* **What to work on**:
Determine how many lines include the word "this", then give that number and nothing more.

* **Dataset records**:
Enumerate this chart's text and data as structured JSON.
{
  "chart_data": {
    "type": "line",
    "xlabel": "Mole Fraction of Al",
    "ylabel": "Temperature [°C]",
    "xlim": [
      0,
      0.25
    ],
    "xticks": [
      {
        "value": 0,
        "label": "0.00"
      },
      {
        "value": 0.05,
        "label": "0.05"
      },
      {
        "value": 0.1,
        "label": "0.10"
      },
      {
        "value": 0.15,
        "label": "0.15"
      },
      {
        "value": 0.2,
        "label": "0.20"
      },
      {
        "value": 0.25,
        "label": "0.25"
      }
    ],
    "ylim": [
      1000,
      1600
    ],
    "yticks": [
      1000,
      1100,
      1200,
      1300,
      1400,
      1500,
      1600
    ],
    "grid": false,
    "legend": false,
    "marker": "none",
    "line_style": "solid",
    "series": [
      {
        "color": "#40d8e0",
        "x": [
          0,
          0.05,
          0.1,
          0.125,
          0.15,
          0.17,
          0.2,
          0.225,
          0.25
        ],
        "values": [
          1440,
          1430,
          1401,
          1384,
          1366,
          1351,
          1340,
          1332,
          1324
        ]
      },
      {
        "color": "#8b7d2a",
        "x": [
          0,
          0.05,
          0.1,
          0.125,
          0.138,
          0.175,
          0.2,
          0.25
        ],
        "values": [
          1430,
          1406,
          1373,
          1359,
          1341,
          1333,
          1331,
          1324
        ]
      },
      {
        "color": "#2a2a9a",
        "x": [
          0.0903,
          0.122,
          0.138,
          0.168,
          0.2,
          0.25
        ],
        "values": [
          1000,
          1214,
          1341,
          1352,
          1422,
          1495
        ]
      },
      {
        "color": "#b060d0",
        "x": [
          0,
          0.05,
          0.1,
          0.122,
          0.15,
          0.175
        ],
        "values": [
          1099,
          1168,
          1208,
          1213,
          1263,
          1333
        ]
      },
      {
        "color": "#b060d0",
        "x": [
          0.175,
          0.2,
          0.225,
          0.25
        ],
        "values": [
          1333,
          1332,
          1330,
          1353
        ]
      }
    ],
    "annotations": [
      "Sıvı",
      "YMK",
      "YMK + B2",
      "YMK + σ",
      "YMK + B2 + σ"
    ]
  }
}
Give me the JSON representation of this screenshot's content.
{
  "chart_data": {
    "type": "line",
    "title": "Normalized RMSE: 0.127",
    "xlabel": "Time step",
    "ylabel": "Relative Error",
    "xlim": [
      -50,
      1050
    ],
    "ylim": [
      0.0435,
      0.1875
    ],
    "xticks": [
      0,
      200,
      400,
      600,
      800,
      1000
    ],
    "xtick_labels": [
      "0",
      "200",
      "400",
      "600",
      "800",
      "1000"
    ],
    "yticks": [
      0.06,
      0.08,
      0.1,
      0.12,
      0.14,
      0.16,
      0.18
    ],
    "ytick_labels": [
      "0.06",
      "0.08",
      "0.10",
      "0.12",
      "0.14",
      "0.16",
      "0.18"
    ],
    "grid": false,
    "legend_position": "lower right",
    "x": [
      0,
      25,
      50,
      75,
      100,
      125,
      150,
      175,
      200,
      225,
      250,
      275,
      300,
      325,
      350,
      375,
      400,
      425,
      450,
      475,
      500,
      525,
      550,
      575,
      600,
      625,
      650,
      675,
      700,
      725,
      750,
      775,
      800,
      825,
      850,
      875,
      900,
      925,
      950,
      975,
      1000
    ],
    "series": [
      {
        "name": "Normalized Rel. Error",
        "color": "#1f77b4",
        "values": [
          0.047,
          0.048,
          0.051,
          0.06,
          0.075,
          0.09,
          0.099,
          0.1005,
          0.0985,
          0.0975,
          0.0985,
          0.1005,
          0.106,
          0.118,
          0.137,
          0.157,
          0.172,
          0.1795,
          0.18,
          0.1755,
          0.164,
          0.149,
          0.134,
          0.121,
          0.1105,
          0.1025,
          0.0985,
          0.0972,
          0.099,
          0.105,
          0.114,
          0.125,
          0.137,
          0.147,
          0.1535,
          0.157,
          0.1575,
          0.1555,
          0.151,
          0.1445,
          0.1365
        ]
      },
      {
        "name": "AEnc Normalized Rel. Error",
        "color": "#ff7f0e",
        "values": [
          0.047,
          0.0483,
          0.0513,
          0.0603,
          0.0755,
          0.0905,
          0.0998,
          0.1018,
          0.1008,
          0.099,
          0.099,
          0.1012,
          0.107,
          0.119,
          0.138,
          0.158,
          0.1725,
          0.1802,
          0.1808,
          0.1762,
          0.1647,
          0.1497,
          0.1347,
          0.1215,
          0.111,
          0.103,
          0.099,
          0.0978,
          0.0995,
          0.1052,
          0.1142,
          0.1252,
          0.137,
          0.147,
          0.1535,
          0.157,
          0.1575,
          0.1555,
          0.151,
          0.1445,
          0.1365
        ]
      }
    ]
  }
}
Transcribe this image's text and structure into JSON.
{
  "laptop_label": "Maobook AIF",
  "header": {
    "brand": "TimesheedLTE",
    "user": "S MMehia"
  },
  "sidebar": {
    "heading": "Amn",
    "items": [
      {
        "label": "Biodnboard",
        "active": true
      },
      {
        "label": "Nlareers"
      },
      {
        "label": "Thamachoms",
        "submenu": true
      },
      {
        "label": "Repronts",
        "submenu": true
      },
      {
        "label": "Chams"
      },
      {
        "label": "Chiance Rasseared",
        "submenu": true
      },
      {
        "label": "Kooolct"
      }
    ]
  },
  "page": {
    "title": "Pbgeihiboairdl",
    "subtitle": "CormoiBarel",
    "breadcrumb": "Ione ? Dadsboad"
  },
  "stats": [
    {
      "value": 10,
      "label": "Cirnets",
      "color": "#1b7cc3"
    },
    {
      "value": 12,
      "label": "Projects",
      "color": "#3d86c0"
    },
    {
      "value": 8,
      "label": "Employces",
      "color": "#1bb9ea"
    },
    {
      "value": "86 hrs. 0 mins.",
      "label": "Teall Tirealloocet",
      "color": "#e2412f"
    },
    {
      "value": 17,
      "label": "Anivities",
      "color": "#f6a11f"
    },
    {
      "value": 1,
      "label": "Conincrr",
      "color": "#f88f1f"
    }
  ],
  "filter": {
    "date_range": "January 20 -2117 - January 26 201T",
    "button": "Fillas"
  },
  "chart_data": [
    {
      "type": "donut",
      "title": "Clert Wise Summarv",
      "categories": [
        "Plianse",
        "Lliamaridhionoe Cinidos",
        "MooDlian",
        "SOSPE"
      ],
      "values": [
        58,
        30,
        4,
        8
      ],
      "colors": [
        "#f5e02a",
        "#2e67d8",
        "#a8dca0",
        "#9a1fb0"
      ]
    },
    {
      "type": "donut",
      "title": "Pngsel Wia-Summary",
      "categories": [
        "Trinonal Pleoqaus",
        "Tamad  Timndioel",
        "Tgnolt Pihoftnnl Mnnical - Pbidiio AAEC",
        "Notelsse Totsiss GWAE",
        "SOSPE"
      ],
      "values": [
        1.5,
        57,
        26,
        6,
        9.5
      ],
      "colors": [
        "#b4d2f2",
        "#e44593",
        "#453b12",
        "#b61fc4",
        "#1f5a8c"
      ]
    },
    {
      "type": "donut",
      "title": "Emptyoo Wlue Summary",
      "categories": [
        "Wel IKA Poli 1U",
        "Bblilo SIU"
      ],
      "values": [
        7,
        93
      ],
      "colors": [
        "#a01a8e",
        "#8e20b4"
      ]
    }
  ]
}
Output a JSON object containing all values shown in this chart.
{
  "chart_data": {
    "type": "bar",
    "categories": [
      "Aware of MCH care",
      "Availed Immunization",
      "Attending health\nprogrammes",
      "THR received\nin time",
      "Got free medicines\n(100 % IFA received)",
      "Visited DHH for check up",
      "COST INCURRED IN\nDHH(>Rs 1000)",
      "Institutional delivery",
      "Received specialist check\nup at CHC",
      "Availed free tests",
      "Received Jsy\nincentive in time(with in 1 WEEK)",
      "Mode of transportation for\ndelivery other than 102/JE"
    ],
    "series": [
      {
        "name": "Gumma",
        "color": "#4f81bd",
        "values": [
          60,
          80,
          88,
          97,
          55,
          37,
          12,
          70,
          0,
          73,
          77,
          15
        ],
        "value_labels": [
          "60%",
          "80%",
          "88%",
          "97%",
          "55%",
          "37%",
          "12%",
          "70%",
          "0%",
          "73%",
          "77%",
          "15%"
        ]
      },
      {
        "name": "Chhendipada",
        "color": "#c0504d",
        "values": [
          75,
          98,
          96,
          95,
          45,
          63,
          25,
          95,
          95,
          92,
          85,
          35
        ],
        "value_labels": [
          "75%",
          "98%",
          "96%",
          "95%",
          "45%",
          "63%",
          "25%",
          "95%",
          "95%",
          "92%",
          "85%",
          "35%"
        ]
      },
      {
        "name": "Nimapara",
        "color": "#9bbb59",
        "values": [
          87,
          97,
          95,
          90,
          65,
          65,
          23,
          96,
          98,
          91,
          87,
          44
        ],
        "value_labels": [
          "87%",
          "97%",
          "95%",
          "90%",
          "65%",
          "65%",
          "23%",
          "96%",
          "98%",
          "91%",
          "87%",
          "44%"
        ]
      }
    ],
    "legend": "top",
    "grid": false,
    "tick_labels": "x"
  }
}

* **Finished exercise**:
4